#### Problem statement
Transcribe every line of the listing from the one containing "Segment this screenshot: for" down to the one containing "table-header-row: Metric Q4", both ends included.

#### Entries supplied
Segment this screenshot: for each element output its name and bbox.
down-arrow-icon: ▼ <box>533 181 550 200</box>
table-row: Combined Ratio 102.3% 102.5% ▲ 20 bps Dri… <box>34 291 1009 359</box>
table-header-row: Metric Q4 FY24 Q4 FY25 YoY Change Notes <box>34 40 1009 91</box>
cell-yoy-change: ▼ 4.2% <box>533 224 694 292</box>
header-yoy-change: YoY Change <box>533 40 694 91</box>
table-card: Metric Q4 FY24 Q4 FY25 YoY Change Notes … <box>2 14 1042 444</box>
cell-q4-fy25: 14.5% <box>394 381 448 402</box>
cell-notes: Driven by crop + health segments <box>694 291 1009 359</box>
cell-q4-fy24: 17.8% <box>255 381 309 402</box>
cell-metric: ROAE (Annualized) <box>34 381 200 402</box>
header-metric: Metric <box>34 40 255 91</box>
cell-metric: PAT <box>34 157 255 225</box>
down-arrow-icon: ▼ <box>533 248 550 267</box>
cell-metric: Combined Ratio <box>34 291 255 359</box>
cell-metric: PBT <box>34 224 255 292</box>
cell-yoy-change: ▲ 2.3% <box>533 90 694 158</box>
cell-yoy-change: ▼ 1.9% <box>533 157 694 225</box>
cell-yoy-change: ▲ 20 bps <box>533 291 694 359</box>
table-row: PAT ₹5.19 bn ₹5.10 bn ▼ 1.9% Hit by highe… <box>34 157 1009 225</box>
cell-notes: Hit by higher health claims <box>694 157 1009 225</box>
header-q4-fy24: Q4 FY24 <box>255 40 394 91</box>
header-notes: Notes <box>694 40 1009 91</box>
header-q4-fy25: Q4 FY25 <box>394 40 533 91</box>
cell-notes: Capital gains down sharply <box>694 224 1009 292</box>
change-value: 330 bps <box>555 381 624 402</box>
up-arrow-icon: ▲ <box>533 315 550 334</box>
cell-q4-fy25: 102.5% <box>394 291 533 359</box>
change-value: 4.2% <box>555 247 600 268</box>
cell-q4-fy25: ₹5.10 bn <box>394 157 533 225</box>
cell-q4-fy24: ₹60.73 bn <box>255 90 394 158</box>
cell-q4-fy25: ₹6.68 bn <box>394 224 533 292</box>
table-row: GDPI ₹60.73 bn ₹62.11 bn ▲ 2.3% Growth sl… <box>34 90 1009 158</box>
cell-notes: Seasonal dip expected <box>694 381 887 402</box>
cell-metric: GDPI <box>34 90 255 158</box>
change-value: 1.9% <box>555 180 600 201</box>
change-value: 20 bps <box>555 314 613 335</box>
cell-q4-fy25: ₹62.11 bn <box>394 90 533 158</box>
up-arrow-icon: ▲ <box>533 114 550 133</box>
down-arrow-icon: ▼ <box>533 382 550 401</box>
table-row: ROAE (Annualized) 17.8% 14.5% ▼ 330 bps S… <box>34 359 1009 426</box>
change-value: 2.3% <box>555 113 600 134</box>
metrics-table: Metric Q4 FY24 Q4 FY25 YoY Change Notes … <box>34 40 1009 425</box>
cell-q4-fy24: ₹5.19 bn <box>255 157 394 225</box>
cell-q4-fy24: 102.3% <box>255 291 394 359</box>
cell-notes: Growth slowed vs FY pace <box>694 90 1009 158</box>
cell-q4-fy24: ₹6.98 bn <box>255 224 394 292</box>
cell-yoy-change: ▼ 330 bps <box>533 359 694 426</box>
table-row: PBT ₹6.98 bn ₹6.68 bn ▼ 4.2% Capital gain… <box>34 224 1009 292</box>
==
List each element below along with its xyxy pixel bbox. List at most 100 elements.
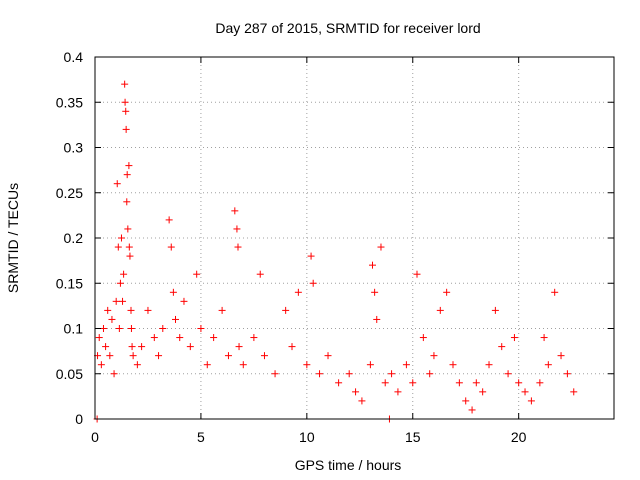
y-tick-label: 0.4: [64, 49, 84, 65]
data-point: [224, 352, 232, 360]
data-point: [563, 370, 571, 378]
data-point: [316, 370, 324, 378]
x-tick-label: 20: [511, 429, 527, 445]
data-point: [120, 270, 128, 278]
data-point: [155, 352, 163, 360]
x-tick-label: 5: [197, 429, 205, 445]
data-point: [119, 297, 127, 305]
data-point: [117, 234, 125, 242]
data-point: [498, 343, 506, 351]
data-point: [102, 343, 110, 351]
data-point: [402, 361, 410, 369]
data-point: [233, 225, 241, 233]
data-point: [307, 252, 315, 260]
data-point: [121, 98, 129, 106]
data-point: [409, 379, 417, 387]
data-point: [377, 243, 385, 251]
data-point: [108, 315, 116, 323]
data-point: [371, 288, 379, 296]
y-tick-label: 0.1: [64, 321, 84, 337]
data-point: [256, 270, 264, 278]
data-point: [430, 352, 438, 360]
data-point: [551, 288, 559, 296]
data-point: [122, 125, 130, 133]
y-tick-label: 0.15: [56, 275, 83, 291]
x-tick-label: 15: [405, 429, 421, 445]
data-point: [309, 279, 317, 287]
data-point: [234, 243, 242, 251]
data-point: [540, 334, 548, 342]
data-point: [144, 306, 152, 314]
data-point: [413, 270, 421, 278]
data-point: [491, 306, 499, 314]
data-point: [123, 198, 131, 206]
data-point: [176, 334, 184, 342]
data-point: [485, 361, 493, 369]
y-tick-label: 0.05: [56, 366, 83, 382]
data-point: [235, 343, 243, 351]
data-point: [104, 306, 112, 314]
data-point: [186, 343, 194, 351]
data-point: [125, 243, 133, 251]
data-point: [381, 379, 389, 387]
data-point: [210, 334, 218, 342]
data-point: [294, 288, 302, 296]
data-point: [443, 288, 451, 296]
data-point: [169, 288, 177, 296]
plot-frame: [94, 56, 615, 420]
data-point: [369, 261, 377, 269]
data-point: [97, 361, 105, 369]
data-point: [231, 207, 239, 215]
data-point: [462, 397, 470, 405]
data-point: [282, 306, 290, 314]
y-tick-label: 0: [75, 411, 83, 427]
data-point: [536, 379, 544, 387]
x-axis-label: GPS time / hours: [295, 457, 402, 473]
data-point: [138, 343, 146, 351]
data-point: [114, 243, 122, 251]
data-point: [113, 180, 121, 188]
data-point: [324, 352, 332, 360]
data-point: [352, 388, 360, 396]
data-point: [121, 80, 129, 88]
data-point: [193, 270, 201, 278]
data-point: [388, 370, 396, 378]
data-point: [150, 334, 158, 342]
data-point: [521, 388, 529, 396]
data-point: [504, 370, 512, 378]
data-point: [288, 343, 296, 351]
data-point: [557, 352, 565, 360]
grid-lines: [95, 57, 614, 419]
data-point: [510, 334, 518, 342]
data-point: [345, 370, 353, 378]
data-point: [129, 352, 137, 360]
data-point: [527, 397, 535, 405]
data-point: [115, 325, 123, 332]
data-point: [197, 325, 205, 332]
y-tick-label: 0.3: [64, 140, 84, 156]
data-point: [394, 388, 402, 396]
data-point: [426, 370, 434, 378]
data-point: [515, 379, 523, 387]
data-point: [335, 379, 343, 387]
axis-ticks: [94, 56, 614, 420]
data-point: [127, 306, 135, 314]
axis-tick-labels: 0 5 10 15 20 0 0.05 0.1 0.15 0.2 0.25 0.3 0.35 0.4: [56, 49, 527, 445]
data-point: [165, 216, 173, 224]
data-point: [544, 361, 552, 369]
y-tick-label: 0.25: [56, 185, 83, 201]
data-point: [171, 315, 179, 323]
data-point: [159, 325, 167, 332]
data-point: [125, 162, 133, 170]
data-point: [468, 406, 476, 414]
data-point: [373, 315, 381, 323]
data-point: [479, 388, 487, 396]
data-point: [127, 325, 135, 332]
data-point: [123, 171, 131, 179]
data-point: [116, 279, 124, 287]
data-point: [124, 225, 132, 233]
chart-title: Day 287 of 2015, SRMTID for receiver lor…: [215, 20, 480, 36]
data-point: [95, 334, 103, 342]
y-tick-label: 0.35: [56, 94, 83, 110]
==
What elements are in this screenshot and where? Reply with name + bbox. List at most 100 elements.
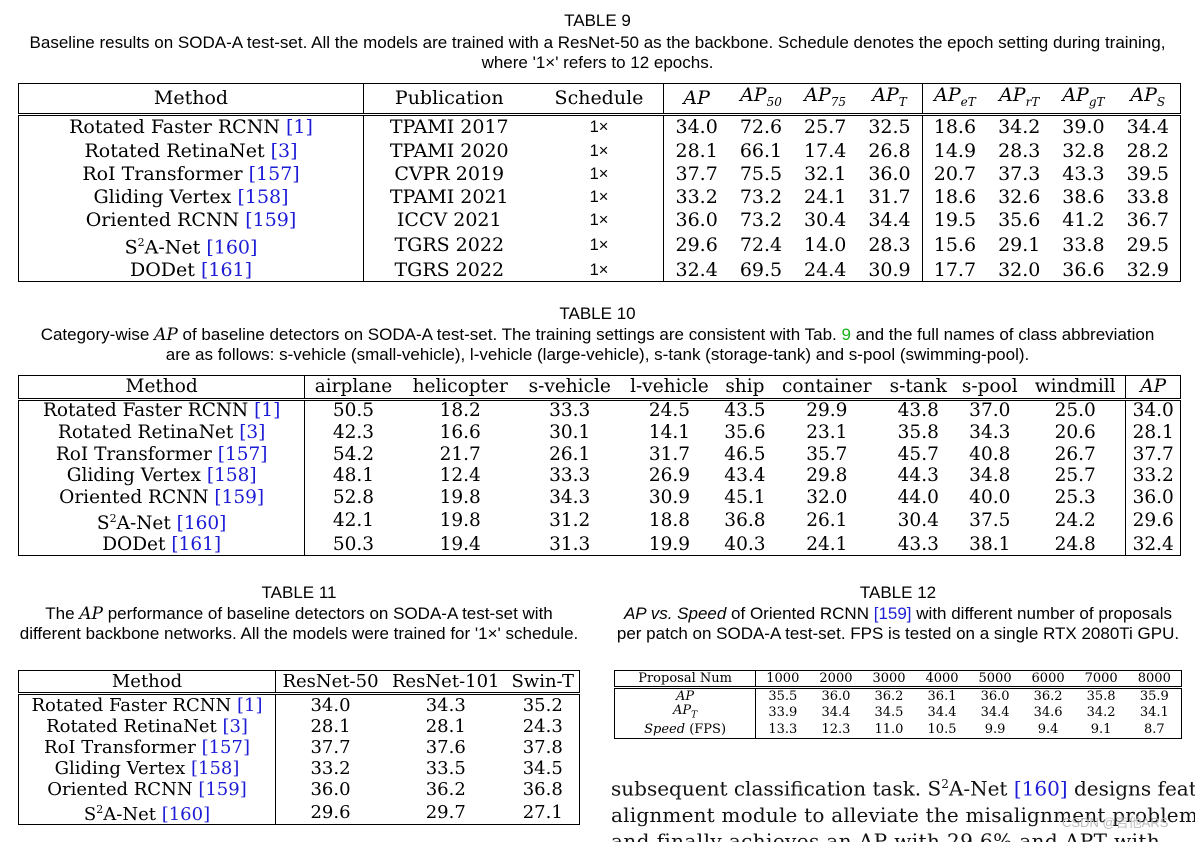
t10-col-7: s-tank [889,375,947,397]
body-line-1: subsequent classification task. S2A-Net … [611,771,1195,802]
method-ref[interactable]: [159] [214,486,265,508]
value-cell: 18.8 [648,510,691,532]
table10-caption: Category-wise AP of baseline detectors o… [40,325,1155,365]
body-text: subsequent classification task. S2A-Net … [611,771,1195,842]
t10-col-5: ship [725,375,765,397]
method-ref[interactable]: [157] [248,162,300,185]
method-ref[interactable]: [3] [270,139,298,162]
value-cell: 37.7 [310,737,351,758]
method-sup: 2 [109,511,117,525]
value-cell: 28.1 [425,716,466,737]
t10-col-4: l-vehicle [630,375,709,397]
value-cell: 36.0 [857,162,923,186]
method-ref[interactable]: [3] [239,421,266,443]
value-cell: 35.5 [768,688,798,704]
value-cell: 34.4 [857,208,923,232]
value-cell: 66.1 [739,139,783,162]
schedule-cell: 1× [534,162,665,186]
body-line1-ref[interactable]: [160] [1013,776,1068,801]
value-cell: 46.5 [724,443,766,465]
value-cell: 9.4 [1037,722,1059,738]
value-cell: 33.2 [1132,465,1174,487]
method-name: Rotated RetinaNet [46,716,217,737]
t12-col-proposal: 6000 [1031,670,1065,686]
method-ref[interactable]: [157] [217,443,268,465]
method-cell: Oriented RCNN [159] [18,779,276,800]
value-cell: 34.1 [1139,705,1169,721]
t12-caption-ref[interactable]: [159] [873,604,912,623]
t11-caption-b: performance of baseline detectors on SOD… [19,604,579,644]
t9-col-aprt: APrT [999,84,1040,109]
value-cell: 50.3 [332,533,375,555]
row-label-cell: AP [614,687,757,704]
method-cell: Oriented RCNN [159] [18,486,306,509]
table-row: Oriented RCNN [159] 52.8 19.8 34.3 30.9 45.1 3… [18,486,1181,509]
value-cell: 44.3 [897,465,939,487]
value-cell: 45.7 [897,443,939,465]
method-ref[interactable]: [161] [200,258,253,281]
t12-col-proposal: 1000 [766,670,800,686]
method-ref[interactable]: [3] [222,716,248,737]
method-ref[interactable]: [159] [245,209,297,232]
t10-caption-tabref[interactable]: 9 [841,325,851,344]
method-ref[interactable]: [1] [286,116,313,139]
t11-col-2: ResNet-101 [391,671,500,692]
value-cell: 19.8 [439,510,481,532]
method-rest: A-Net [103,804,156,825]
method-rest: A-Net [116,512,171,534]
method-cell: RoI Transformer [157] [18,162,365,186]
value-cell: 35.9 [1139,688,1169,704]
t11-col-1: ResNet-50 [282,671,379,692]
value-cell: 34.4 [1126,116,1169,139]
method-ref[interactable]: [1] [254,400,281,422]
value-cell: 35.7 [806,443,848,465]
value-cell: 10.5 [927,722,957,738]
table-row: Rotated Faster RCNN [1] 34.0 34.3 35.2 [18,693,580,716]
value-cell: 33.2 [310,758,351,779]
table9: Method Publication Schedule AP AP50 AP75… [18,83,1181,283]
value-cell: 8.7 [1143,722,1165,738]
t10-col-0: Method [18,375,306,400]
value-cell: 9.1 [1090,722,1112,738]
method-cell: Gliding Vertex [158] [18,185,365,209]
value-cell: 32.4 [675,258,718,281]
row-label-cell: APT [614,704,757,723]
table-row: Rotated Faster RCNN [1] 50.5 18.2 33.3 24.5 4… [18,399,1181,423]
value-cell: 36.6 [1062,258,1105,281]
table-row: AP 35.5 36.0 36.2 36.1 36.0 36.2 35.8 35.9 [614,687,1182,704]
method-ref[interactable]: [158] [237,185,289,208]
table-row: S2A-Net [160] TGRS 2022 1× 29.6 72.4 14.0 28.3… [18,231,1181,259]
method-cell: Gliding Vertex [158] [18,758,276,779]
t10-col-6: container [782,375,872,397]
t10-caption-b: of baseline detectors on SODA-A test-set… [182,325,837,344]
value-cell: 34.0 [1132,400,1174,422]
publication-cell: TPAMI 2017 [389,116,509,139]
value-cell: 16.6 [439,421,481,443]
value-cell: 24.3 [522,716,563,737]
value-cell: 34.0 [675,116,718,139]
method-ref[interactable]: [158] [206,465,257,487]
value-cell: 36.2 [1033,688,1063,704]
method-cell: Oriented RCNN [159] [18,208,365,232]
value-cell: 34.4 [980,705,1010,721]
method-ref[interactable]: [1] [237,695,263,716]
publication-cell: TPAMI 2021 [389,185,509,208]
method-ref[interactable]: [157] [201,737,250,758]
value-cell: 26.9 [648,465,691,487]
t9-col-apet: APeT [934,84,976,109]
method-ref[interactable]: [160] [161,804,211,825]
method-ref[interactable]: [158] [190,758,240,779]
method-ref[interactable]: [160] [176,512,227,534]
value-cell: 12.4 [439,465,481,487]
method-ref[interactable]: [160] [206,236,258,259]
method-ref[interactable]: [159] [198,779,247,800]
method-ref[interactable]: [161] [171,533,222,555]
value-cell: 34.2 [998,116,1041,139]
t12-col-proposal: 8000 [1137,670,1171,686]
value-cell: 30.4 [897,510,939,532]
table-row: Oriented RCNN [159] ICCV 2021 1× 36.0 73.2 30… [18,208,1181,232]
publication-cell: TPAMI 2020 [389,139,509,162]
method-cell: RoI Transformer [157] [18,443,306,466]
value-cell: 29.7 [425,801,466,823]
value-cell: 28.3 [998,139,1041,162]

#### The reply
Segment this screenshot: for each element output its name and bbox.
down-arrow-icon: ▼ <box>533 181 550 200</box>
table-row: Combined Ratio 102.3% 102.5% ▲ 20 bps Dri… <box>34 291 1009 359</box>
table-header-row: Metric Q4 FY24 Q4 FY25 YoY Change Notes <box>34 40 1009 91</box>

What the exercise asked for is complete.